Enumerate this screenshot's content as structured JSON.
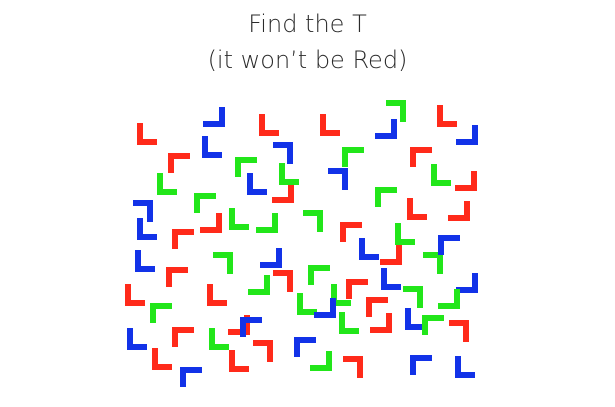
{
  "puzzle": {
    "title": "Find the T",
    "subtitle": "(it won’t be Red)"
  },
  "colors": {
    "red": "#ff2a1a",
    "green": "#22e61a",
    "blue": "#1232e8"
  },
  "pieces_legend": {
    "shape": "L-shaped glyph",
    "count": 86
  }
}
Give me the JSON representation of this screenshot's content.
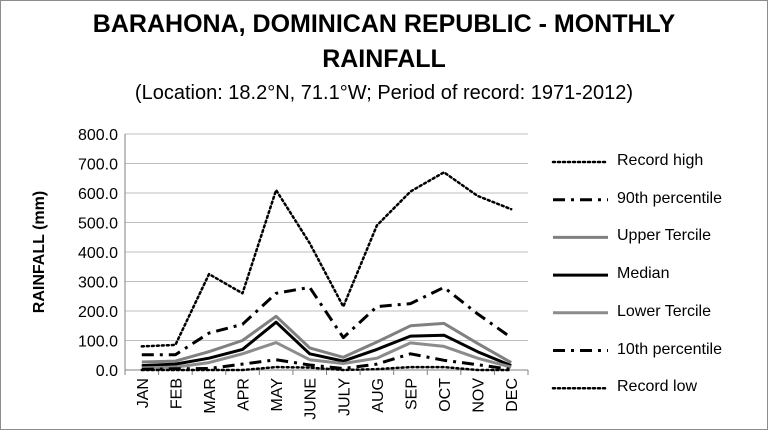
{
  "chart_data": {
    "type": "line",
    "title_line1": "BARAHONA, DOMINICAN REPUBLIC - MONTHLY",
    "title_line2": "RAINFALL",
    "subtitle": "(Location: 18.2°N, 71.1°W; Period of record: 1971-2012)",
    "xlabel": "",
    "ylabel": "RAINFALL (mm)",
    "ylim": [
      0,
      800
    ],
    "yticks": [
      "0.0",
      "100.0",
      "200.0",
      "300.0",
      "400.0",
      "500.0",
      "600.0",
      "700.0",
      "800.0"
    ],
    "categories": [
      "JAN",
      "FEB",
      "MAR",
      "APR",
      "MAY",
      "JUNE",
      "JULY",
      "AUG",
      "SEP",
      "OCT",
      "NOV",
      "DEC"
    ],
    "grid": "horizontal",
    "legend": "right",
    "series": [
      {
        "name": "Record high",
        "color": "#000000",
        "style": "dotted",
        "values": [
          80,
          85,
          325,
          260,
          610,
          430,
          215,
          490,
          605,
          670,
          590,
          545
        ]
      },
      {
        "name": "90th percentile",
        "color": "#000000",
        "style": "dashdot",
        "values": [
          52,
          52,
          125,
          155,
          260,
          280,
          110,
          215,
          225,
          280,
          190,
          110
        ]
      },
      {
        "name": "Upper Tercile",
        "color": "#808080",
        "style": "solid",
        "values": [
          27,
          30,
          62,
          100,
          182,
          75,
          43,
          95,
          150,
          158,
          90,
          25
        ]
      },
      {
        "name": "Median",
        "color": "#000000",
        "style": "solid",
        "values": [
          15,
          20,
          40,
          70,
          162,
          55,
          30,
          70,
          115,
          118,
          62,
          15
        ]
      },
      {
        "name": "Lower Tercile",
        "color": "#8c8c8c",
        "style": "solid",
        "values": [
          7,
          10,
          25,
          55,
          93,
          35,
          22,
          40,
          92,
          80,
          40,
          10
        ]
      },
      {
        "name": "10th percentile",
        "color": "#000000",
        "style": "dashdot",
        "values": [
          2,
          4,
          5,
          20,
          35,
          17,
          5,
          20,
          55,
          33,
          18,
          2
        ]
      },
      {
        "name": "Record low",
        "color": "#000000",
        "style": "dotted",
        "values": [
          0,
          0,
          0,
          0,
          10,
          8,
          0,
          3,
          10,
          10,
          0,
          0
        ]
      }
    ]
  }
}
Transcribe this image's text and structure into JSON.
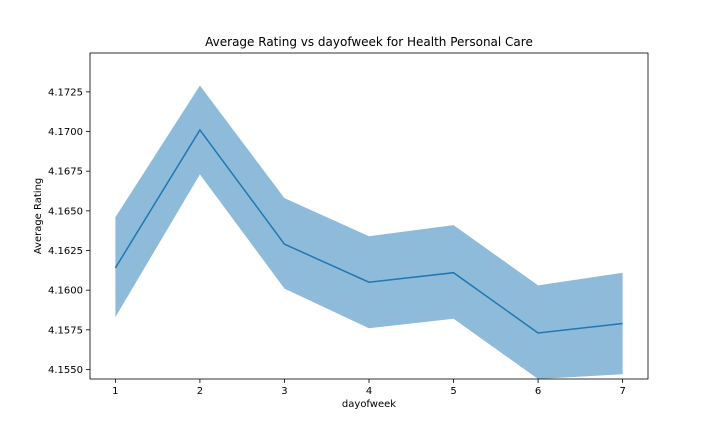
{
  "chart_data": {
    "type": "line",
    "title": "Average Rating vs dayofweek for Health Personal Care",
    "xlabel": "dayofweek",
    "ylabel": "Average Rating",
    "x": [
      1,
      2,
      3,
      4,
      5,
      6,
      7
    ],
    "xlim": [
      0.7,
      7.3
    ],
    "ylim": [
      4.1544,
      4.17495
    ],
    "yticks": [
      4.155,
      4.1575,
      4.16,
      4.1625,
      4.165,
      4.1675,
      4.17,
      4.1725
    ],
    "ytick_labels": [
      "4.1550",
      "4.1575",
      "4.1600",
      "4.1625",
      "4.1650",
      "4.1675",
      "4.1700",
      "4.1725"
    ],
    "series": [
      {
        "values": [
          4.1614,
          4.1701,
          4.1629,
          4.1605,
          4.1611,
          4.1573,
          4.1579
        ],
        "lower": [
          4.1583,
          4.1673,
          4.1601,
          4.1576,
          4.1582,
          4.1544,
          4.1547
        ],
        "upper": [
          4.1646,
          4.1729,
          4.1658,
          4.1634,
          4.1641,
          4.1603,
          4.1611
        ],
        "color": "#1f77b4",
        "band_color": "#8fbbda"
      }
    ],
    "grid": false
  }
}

**DIRECTION**
Exactly the lines from the line containing "Transcribe this image's" through the last line of the entries above are to be quoted, both included, and nothing else. Pictures are left out.

**RESULT OF THE TASK**
Transcribe this image's text and structure into JSON.
{
  "chart_data": {
    "type": "line",
    "title": "Average Rating vs dayofweek for Health Personal Care",
    "xlabel": "dayofweek",
    "ylabel": "Average Rating",
    "x": [
      1,
      2,
      3,
      4,
      5,
      6,
      7
    ],
    "xlim": [
      0.7,
      7.3
    ],
    "ylim": [
      4.1544,
      4.17495
    ],
    "yticks": [
      4.155,
      4.1575,
      4.16,
      4.1625,
      4.165,
      4.1675,
      4.17,
      4.1725
    ],
    "ytick_labels": [
      "4.1550",
      "4.1575",
      "4.1600",
      "4.1625",
      "4.1650",
      "4.1675",
      "4.1700",
      "4.1725"
    ],
    "series": [
      {
        "values": [
          4.1614,
          4.1701,
          4.1629,
          4.1605,
          4.1611,
          4.1573,
          4.1579
        ],
        "lower": [
          4.1583,
          4.1673,
          4.1601,
          4.1576,
          4.1582,
          4.1544,
          4.1547
        ],
        "upper": [
          4.1646,
          4.1729,
          4.1658,
          4.1634,
          4.1641,
          4.1603,
          4.1611
        ],
        "color": "#1f77b4",
        "band_color": "#8fbbda"
      }
    ],
    "grid": false
  }
}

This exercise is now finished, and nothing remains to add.